## BEGIN

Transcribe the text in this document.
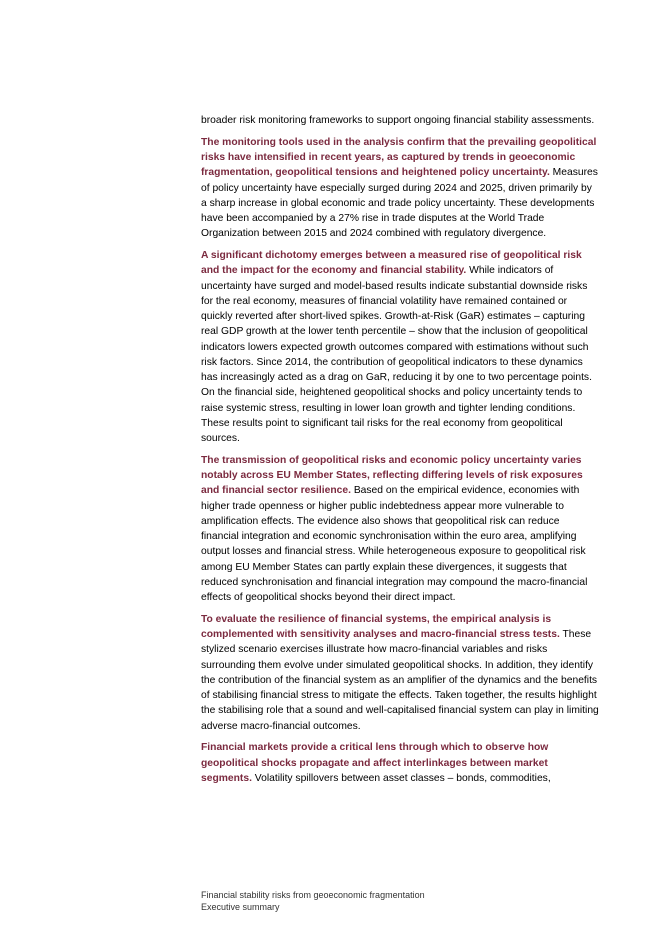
broader risk monitoring frameworks to support ongoing financial stability assessments.

The monitoring tools used in the analysis confirm that the prevailing geopolitical risks have intensified in recent years, as captured by trends in geoeconomic fragmentation, geopolitical tensions and heightened policy uncertainty. Measures of policy uncertainty have especially surged during 2024 and 2025, driven primarily by a sharp increase in global economic and trade policy uncertainty. These developments have been accompanied by a 27% rise in trade disputes at the World Trade Organization between 2015 and 2024 combined with regulatory divergence.

A significant dichotomy emerges between a measured rise of geopolitical risk and the impact for the economy and financial stability. While indicators of uncertainty have surged and model-based results indicate substantial downside risks for the real economy, measures of financial volatility have remained contained or quickly reverted after short-lived spikes. Growth-at-Risk (GaR) estimates – capturing real GDP growth at the lower tenth percentile – show that the inclusion of geopolitical indicators lowers expected growth outcomes compared with estimations without such risk factors. Since 2014, the contribution of geopolitical indicators to these dynamics has increasingly acted as a drag on GaR, reducing it by one to two percentage points. On the financial side, heightened geopolitical shocks and policy uncertainty tends to raise systemic stress, resulting in lower loan growth and tighter lending conditions. These results point to significant tail risks for the real economy from geopolitical sources.

The transmission of geopolitical risks and economic policy uncertainty varies notably across EU Member States, reflecting differing levels of risk exposures and financial sector resilience. Based on the empirical evidence, economies with higher trade openness or higher public indebtedness appear more vulnerable to amplification effects. The evidence also shows that geopolitical risk can reduce financial integration and economic synchronisation within the euro area, amplifying output losses and financial stress. While heterogeneous exposure to geopolitical risk among EU Member States can partly explain these divergences, it suggests that reduced synchronisation and financial integration may compound the macro-financial effects of geopolitical shocks beyond their direct impact.

To evaluate the resilience of financial systems, the empirical analysis is complemented with sensitivity analyses and macro-financial stress tests. These stylized scenario exercises illustrate how macro-financial variables and risks surrounding them evolve under simulated geopolitical shocks. In addition, they identify the contribution of the financial system as an amplifier of the dynamics and the benefits of stabilising financial stress to mitigate the effects. Taken together, the results highlight the stabilising role that a sound and well-capitalised financial system can play in limiting adverse macro-financial outcomes.

Financial markets provide a critical lens through which to observe how geopolitical shocks propagate and affect interlinkages between market segments. Volatility spillovers between asset classes – bonds, commodities,

Financial stability risks from geoeconomic fragmentation
Executive summary
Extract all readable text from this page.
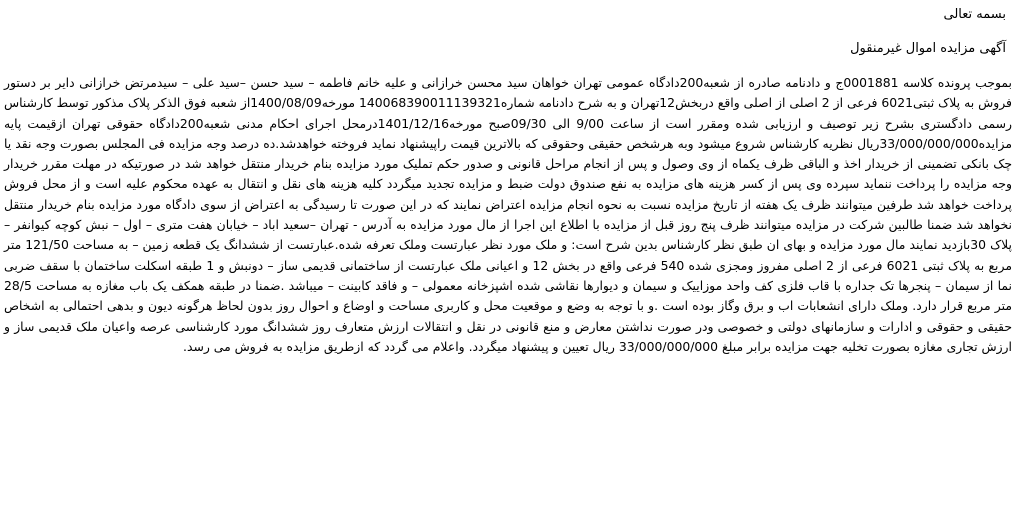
بسمه تعالی
آگهی مزایده اموال غیرمنقول
بموجب پرونده کلاسه 0001881ج و دادنامه صادره از شعبه200دادگاه عمومی تهران خواهان سید محسن خرازانی و علیه خانم فاطمه – سید حسن –سید علی – سیدمرتض خرازانی دایر بر دستور فروش به پلاک ثبتی6021 فرعی از 2 اصلی از اصلی واقع دربخش12تهران و به شرح دادنامه شماره140068390011139321 مورخه1400/08/09از شعبه فوق الذکر پلاک مذکور توسط کارشناس رسمی دادگستری بشرح زیر توصیف و ارزیابی شده ومقرر است از ساعت 9/00 الی 09/30صبح مورخه1401/12/16درمحل اجرای احکام مدنی شعبه200دادگاه حقوقی تهران ازقیمت پایه مزایده33/000/000/000ریال نظریه کارشناس شروع میشود وبه هرشخص حقیقی وحقوقی که بالاترین قیمت راپیشنهاد نماید فروخته خواهدشد.ده درصد وجه مزایده فی المجلس بصورت وجه نقد یا چک بانکی تضمینی از خریدار اخذ و الباقی ظرف یکماه از وی وصول و پس از انجام مراحل قانونی و صدور حکم تملیک مورد مزایده بنام خریدار منتقل خواهد شد در صورتیکه در مهلت مقرر خریدار وجه مزایده را پرداخت ننماید سپرده وی پس از کسر هزینه های مزایده به نفع صندوق دولت ضبط و مزایده تجدید میگردد کلیه هزینه های نقل و انتقال به عهده محکوم علیه است و از محل فروش پرداخت خواهد شد طرفین میتوانند ظرف یک هفته از تاریخ مزایده نسبت به نحوه انجام مزایده اعتراض نمایند که در این صورت تا رسیدگی به اعتراض از سوی دادگاه مورد مزایده بنام خریدار منتقل نخواهد شد ضمنا طالبین شرکت در مزایده میتوانند ظرف پنج روز قبل از مزایده با اطلاع این اجرا از مال مورد مزایده به آدرس - تهران –سعید اباد – خیابان هفت متری – اول – نبش کوچه کیوانفر – پلاک 30بازدید نمایند مال مورد مزایده و بهای ان طبق نظر کارشناس بدین شرح است: و ملک مورد نظر عبارتست وملک تعرفه شده.عبارتست از ششدانگ یک قطعه زمین – به مساحت 121/50 متر مربع به پلاک ثبتی 6021 فرعی از 2 اصلی مفروز ومجزی شده 540 فرعی واقع در بخش 12 و اعیانی ملک عبارتست از ساختمانی قدیمی ساز – دونبش و 1 طبقه اسکلت ساختمان با سقف ضربی نما از سیمان – پنجرها تک جداره با قاب فلزی کف واحد موزاییک و سیمان و دیوارها نقاشی شده اشپزخانه معمولی – و فاقد کابینت – میباشد .ضمنا در طبقه همکف یک باب مغازه به مساحت 28/5 متر مربع قرار دارد. وملک دارای انشعابات اب و برق وگاز بوده است .و با توجه به وضع و موقعیت محل و کاربری مساحت و اوضاع و احوال روز بدون لحاظ هرگونه دیون و بدهی احتمالی به اشخاص حقیقی و حقوقی و ادارات و سازمانهای دولتی و خصوصی ودر صورت نداشتن معارض و منع قانونی در نقل و انتقالات ارزش متعارف روز ششدانگ مورد کارشناسی عرصه واعیان ملک قدیمی ساز و ارزش تجاری مغازه بصورت تخلیه جهت مزایده برابر مبلغ 33/000/000/000 ریال تعیین و پیشنهاد میگردد. واعلام می گردد که ازطریق مزایده به فروش می رسد.
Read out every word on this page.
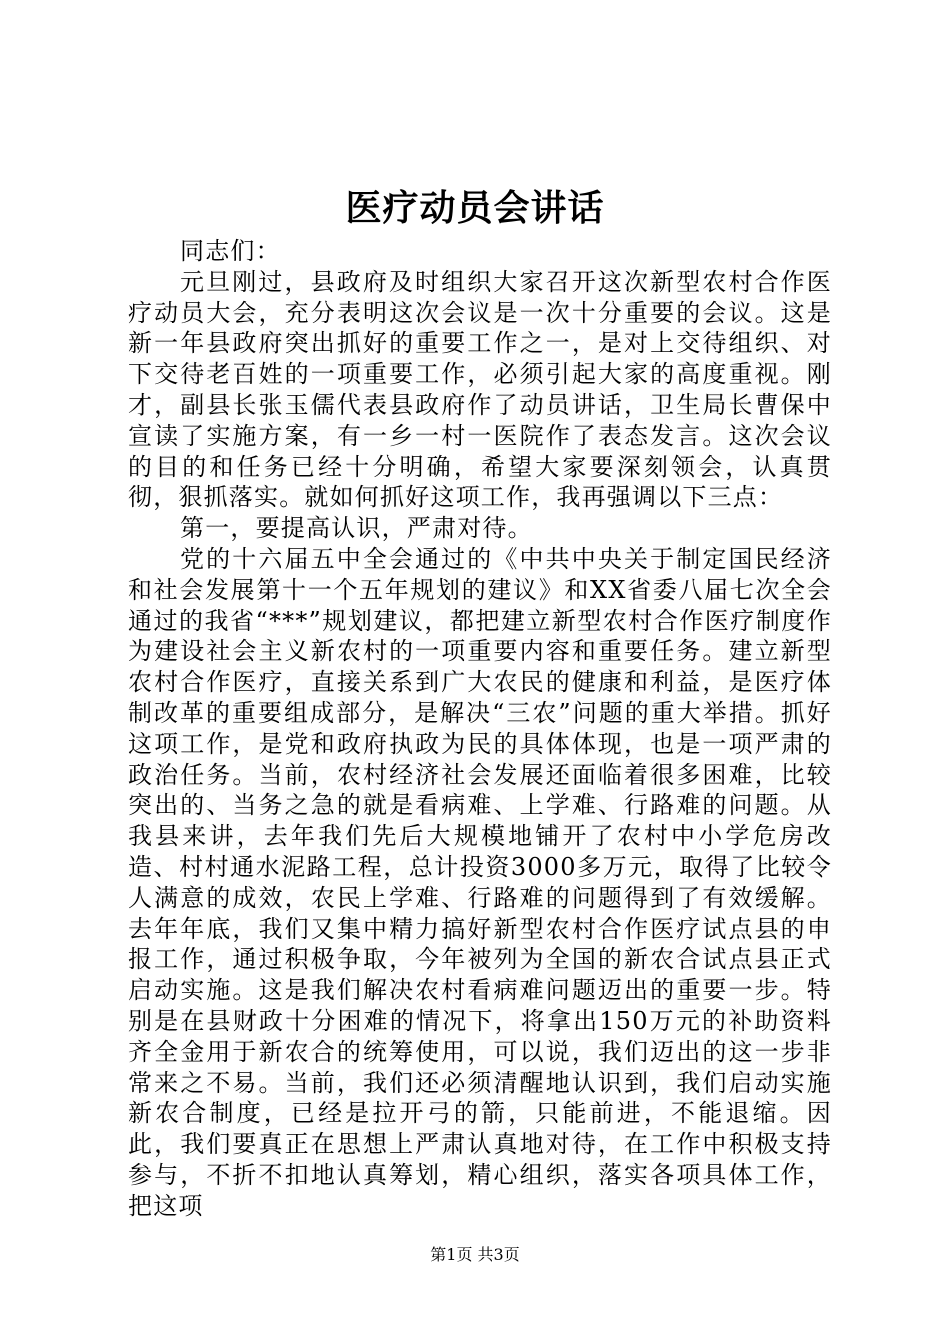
医疗动员会讲话

同志们：

元旦刚过，县政府及时组织大家召开这次新型农村合作医疗动员大会，充分表明这次会议是一次十分重要的会议。这是新一年县政府突出抓好的重要工作之一，是对上交待组织、对下交待老百姓的一项重要工作，必须引起大家的高度重视。刚才，副县长张玉儒代表县政府作了动员讲话，卫生局长曹保中宣读了实施方案，有一乡一村一医院作了表态发言。这次会议的目的和任务已经十分明确，希望大家要深刻领会，认真贯彻，狠抓落实。就如何抓好这项工作，我再强调以下三点：

第一，要提高认识，严肃对待。

党的十六届五中全会通过的《中共中央关于制定国民经济和社会发展第十一个五年规划的建议》和XX省委八届七次全会通过的我省“***”规划建议，都把建立新型农村合作医疗制度作为建设社会主义新农村的一项重要内容和重要任务。建立新型农村合作医疗，直接关系到广大农民的健康和利益，是医疗体制改革的重要组成部分，是解决“三农”问题的重大举措。抓好这项工作，是党和政府执政为民的具体体现，也是一项严肃的政治任务。当前，农村经济社会发展还面临着很多困难，比较突出的、当务之急的就是看病难、上学难、行路难的问题。从我县来讲，去年我们先后大规模地铺开了农村中小学危房改造、村村通水泥路工程，总计投资3000多万元，取得了比较令人满意的成效，农民上学难、行路难的问题得到了有效缓解。去年年底，我们又集中精力搞好新型农村合作医疗试点县的申报工作，通过积极争取，今年被列为全国的新农合试点县正式启动实施。这是我们解决农村看病难问题迈出的重要一步。特别是在县财政十分困难的情况下，将拿出150万元的补助资料齐全金用于新农合的统筹使用，可以说，我们迈出的这一步非常来之不易。当前，我们还必须清醒地认识到，我们启动实施新农合制度，已经是拉开弓的箭，只能前进，不能退缩。因此，我们要真正在思想上严肃认真地对待，在工作中积极支持参与，不折不扣地认真筹划，精心组织，落实各项具体工作，把这项

第1页 共3页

## END

» **Short exercise**:
Output every entry exactly as given; pictures are not part of the copy.

» **Solution for this task**:
Transcribe the text in this document.
broader risk monitoring frameworks to support ongoing financial stability assessments.

The monitoring tools used in the analysis confirm that the prevailing geopolitical risks have intensified in recent years, as captured by trends in geoeconomic fragmentation, geopolitical tensions and heightened policy uncertainty. Measures of policy uncertainty have especially surged during 2024 and 2025, driven primarily by a sharp increase in global economic and trade policy uncertainty. These developments have been accompanied by a 27% rise in trade disputes at the World Trade Organization between 2015 and 2024 combined with regulatory divergence.

A significant dichotomy emerges between a measured rise of geopolitical risk and the impact for the economy and financial stability. While indicators of uncertainty have surged and model-based results indicate substantial downside risks for the real economy, measures of financial volatility have remained contained or quickly reverted after short-lived spikes. Growth-at-Risk (GaR) estimates – capturing real GDP growth at the lower tenth percentile – show that the inclusion of geopolitical indicators lowers expected growth outcomes compared with estimations without such risk factors. Since 2014, the contribution of geopolitical indicators to these dynamics has increasingly acted as a drag on GaR, reducing it by one to two percentage points. On the financial side, heightened geopolitical shocks and policy uncertainty tends to raise systemic stress, resulting in lower loan growth and tighter lending conditions. These results point to significant tail risks for the real economy from geopolitical sources.

The transmission of geopolitical risks and economic policy uncertainty varies notably across EU Member States, reflecting differing levels of risk exposures and financial sector resilience. Based on the empirical evidence, economies with higher trade openness or higher public indebtedness appear more vulnerable to amplification effects. The evidence also shows that geopolitical risk can reduce financial integration and economic synchronisation within the euro area, amplifying output losses and financial stress. While heterogeneous exposure to geopolitical risk among EU Member States can partly explain these divergences, it suggests that reduced synchronisation and financial integration may compound the macro-financial effects of geopolitical shocks beyond their direct impact.

To evaluate the resilience of financial systems, the empirical analysis is complemented with sensitivity analyses and macro-financial stress tests. These stylized scenario exercises illustrate how macro-financial variables and risks surrounding them evolve under simulated geopolitical shocks. In addition, they identify the contribution of the financial system as an amplifier of the dynamics and the benefits of stabilising financial stress to mitigate the effects. Taken together, the results highlight the stabilising role that a sound and well-capitalised financial system can play in limiting adverse macro-financial outcomes.

Financial markets provide a critical lens through which to observe how geopolitical shocks propagate and affect interlinkages between market segments. Volatility spillovers between asset classes – bonds, commodities,

Financial stability risks from geoeconomic fragmentation
Executive summary
Extract all readable text from this page.
بسمه تعالی
آگهی مزایده اموال غیرمنقول
بموجب پرونده کلاسه 0001881ج و دادنامه صادره از شعبه200دادگاه عمومی تهران خواهان سید محسن خرازانی و علیه خانم فاطمه – سید حسن –سید علی – سیدمرتض خرازانی دایر بر دستور فروش به پلاک ثبتی6021 فرعی از 2 اصلی از اصلی واقع دربخش12تهران و به شرح دادنامه شماره140068390011139321 مورخه1400/08/09از شعبه فوق الذکر پلاک مذکور توسط کارشناس رسمی دادگستری بشرح زیر توصیف و ارزیابی شده ومقرر است از ساعت 9/00 الی 09/30صبح مورخه1401/12/16درمحل اجرای احکام مدنی شعبه200دادگاه حقوقی تهران ازقیمت پایه مزایده33/000/000/000ریال نظریه کارشناس شروع میشود وبه هرشخص حقیقی وحقوقی که بالاترین قیمت راپیشنهاد نماید فروخته خواهدشد.ده درصد وجه مزایده فی المجلس بصورت وجه نقد یا چک بانکی تضمینی از خریدار اخذ و الباقی ظرف یکماه از وی وصول و پس از انجام مراحل قانونی و صدور حکم تملیک مورد مزایده بنام خریدار منتقل خواهد شد در صورتیکه در مهلت مقرر خریدار وجه مزایده را پرداخت ننماید سپرده وی پس از کسر هزینه های مزایده به نفع صندوق دولت ضبط و مزایده تجدید میگردد کلیه هزینه های نقل و انتقال به عهده محکوم علیه است و از محل فروش پرداخت خواهد شد طرفین میتوانند ظرف یک هفته از تاریخ مزایده نسبت به نحوه انجام مزایده اعتراض نمایند که در این صورت تا رسیدگی به اعتراض از سوی دادگاه مورد مزایده بنام خریدار منتقل نخواهد شد ضمنا طالبین شرکت در مزایده میتوانند ظرف پنج روز قبل از مزایده با اطلاع این اجرا از مال مورد مزایده به آدرس - تهران –سعید اباد – خیابان هفت متری – اول – نبش کوچه کیوانفر – پلاک 30بازدید نمایند مال مورد مزایده و بهای ان طبق نظر کارشناس بدین شرح است: و ملک مورد نظر عبارتست وملک تعرفه شده.عبارتست از ششدانگ یک قطعه زمین – به مساحت 121/50 متر مربع به پلاک ثبتی 6021 فرعی از 2 اصلی مفروز ومجزی شده 540 فرعی واقع در بخش 12 و اعیانی ملک عبارتست از ساختمانی قدیمی ساز – دونبش و 1 طبقه اسکلت ساختمان با سقف ضربی نما از سیمان – پنجرها تک جداره با قاب فلزی کف واحد موزاییک و سیمان و دیوارها نقاشی شده اشپزخانه معمولی – و فاقد کابینت – میباشد .ضمنا در طبقه همکف یک باب مغازه به مساحت 28/5 متر مربع قرار دارد. وملک دارای انشعابات اب و برق وگاز بوده است .و با توجه به وضع و موقعیت محل و کاربری مساحت و اوضاع و احوال روز بدون لحاظ هرگونه دیون و بدهی احتمالی به اشخاص حقیقی و حقوقی و ادارات و سازمانهای دولتی و خصوصی ودر صورت نداشتن معارض و منع قانونی در نقل و انتقالات ارزش متعارف روز ششدانگ مورد کارشناسی عرصه واعیان ملک قدیمی ساز و ارزش تجاری مغازه بصورت تخلیه جهت مزایده برابر مبلغ 33/000/000/000 ریال تعیین و پیشنهاد میگردد. واعلام می گردد که ازطریق مزایده به فروش می رسد.
Read out every word on this page.
医疗动员会讲话

同志们：

元旦刚过，县政府及时组织大家召开这次新型农村合作医疗动员大会，充分表明这次会议是一次十分重要的会议。这是新一年县政府突出抓好的重要工作之一，是对上交待组织、对下交待老百姓的一项重要工作，必须引起大家的高度重视。刚才，副县长张玉儒代表县政府作了动员讲话，卫生局长曹保中宣读了实施方案，有一乡一村一医院作了表态发言。这次会议的目的和任务已经十分明确，希望大家要深刻领会，认真贯彻，狠抓落实。就如何抓好这项工作，我再强调以下三点：

第一，要提高认识，严肃对待。

党的十六届五中全会通过的《中共中央关于制定国民经济和社会发展第十一个五年规划的建议》和XX省委八届七次全会通过的我省“***”规划建议，都把建立新型农村合作医疗制度作为建设社会主义新农村的一项重要内容和重要任务。建立新型农村合作医疗，直接关系到广大农民的健康和利益，是医疗体制改革的重要组成部分，是解决“三农”问题的重大举措。抓好这项工作，是党和政府执政为民的具体体现，也是一项严肃的政治任务。当前，农村经济社会发展还面临着很多困难，比较突出的、当务之急的就是看病难、上学难、行路难的问题。从我县来讲，去年我们先后大规模地铺开了农村中小学危房改造、村村通水泥路工程，总计投资3000多万元，取得了比较令人满意的成效，农民上学难、行路难的问题得到了有效缓解。去年年底，我们又集中精力搞好新型农村合作医疗试点县的申报工作，通过积极争取，今年被列为全国的新农合试点县正式启动实施。这是我们解决农村看病难问题迈出的重要一步。特别是在县财政十分困难的情况下，将拿出150万元的补助资料齐全金用于新农合的统筹使用，可以说，我们迈出的这一步非常来之不易。当前，我们还必须清醒地认识到，我们启动实施新农合制度，已经是拉开弓的箭，只能前进，不能退缩。因此，我们要真正在思想上严肃认真地对待，在工作中积极支持参与，不折不扣地认真筹划，精心组织，落实各项具体工作，把这项

第1页 共3页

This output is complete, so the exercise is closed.